→ PASSAGE SHOWN
----------

This information also served to inform the DOD’s COVID-19 Task Force.

“That speaks largely to the lesson learned regarding the COVID response and to the markets’ ability to respond,” Butler said.

Butler added that one of the most important results of the past year was the confirmation that the DHA is progressing in the right direction with the market model, affirmed by the Department’s decision to continue the current plan.

“The services asked the Secretary to re-asses the approach and the Secretary took that information and made a decision on the 9th of November to continue forward with our plan,” Butler said.

Standardization across the military health enterprise, including clinical quality, is one example of how a market-based approach improves the quality of care for patients.

“Before the DHA started the transition, we found there were 38 different clinical quality standards in the MHS,” Butler said. “How many should we have? We should have one. When you get rid of unwanted variation, you see healthcare quality go up and costs go down.”

Going forward, Butler said, military medicine will be facing a ‘new normal.’ We will need to remain flexible, and adapt and react as we have over the past year.

“We don’t really know what that ‘new normal’ actually looks like, so we need that agility to be able to respond and continue to provide our patients with access to high quality care,” he said.

Hints of what is on the horizon include increased use of virtual health options.

“Use of virtual health has gone up thousands of percent from where we were pre-COVID pandemic” Butler said. “I think you’re going to continue to see a high utilization of our virtual health systems, which gives our patients greater access.”

In terms of facilities, the next step is transitioning five additional markets to the DHA.

----------

→ DATA UNDER STUDY
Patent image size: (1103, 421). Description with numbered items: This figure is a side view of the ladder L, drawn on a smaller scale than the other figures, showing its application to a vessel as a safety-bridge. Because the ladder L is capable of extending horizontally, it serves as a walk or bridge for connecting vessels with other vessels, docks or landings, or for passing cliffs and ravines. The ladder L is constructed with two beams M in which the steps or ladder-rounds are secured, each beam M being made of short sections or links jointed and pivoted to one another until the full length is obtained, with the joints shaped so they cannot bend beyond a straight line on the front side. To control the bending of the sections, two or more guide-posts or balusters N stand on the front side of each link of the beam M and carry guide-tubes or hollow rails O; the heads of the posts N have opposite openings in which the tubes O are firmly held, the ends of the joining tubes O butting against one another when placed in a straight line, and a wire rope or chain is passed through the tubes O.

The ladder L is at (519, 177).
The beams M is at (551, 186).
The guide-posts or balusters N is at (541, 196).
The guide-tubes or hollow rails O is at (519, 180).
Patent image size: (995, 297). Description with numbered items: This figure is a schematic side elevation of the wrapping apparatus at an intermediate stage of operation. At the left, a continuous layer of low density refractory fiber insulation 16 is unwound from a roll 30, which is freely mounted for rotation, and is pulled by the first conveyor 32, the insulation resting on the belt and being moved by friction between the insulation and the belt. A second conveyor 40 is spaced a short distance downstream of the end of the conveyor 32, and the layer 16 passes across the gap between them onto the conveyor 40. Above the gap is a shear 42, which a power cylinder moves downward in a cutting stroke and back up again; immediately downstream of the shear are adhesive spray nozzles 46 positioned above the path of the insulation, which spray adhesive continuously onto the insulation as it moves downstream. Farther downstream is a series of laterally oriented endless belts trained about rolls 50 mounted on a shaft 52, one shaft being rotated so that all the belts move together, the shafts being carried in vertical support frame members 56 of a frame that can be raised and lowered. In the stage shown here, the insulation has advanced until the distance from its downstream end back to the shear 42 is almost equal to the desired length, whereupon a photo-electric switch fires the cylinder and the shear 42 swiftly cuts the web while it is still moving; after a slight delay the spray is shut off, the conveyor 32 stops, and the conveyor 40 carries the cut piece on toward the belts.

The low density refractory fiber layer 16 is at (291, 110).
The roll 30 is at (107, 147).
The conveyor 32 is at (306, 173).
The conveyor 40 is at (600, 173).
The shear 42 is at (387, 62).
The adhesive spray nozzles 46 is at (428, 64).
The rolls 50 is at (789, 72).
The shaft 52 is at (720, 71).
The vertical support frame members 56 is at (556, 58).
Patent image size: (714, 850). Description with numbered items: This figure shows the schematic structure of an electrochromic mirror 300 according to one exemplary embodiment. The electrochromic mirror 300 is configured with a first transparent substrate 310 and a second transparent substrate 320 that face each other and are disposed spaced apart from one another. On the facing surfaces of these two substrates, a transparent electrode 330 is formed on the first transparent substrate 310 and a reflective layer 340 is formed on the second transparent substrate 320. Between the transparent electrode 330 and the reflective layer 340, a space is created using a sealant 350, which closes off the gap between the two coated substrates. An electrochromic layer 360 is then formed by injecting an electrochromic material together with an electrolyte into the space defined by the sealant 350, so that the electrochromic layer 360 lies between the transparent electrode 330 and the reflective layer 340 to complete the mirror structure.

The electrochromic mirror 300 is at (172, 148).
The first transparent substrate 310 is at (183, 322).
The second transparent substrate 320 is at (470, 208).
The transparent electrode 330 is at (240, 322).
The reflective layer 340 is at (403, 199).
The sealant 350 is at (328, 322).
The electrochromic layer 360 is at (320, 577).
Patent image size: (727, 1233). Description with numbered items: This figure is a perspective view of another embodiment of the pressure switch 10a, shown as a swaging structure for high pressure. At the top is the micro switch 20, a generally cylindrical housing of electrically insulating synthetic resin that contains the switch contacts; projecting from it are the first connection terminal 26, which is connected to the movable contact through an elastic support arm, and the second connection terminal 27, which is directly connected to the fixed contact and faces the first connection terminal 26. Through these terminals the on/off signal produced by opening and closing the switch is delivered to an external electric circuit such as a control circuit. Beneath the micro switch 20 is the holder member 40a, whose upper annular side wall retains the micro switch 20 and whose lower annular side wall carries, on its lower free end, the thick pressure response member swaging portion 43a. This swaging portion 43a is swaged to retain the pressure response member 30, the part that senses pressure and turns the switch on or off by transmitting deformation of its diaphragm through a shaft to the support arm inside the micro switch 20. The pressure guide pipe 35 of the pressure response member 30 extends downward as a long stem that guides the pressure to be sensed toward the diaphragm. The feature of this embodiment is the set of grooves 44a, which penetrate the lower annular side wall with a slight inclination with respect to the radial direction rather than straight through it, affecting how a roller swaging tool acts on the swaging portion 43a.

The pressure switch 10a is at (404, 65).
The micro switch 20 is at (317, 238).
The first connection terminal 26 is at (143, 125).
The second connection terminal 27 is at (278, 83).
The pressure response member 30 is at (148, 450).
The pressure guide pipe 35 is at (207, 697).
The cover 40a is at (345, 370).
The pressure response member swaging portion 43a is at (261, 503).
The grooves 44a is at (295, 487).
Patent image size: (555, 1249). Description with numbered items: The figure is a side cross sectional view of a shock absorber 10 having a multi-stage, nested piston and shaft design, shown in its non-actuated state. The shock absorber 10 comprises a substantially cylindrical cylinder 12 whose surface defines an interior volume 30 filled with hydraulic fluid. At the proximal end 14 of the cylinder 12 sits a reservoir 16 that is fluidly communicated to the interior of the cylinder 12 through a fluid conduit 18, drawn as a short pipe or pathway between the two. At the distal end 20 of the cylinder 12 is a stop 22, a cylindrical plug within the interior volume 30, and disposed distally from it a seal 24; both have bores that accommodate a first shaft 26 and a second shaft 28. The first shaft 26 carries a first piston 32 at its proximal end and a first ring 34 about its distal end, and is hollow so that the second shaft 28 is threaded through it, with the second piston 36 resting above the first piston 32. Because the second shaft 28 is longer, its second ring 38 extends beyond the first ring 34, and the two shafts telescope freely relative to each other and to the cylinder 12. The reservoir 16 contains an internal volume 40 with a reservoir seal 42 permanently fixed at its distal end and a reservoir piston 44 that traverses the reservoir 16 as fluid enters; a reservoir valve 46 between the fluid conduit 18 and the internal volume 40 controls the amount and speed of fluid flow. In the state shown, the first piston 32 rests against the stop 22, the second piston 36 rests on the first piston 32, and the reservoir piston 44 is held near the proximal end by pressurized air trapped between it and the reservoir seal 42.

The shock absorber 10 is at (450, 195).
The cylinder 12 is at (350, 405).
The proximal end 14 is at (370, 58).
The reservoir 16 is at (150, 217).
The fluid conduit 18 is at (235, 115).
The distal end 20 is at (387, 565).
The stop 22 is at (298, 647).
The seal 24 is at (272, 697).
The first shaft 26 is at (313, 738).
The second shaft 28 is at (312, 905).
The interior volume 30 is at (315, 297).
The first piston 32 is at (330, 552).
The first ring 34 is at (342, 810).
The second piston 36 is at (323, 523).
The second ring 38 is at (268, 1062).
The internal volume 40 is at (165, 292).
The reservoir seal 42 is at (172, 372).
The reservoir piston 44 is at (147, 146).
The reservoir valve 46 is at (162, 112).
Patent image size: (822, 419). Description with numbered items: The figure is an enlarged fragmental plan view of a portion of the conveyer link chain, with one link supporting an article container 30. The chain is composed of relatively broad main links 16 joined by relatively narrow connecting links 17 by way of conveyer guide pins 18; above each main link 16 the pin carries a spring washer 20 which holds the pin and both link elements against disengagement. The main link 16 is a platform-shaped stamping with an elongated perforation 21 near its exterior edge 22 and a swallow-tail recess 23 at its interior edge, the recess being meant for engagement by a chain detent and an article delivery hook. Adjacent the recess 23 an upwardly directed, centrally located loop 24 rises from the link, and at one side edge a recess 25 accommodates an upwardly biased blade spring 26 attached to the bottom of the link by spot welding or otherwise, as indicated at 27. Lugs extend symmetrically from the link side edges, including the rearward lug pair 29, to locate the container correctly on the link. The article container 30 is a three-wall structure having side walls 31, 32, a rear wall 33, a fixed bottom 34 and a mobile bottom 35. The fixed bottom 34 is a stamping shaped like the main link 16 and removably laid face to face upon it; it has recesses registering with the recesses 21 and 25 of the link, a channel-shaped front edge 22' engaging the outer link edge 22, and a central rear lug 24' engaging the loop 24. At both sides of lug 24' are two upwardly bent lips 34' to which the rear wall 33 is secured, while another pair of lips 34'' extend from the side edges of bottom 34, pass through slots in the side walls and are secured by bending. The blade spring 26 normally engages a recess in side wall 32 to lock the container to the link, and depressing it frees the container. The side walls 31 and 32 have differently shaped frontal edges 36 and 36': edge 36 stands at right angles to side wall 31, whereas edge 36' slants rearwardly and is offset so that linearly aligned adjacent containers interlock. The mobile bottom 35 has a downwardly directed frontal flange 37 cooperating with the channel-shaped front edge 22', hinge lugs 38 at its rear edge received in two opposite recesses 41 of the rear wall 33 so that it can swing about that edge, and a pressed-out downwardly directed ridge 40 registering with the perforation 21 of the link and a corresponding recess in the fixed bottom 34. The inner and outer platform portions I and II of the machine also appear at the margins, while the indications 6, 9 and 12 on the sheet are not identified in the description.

----------

→ INSTRUCTIONS
**A)** According to the DHA passage, how many different clinical quality standards did Butler say the MHS had before the DHA began its transition?
**B)** Copy the stretch of the DHA passage from "Going forward, Butler" through "to the DHA.".

→ RESPONSES FOR EACH TASK
**A)** 38

**B)**
Going forward, Butler said, military medicine will be facing a ‘new normal.’ We will need to remain flexible, and adapt and react as we have over the past year.

“We don’t really know what that ‘new normal’ actually looks like, so we need that agility to be able to respond and continue to provide our patients with access to high quality care,” he said.

Hints of what is on the horizon include increased use of virtual health options.

“Use of virtual health has gone up thousands of percent from where we were pre-COVID pandemic” Butler said. “I think you’re going to continue to see a high utilization of our virtual health systems, which gives our patients greater access.”

In terms of facilities, the next step is transitioning five additional markets to the DHA.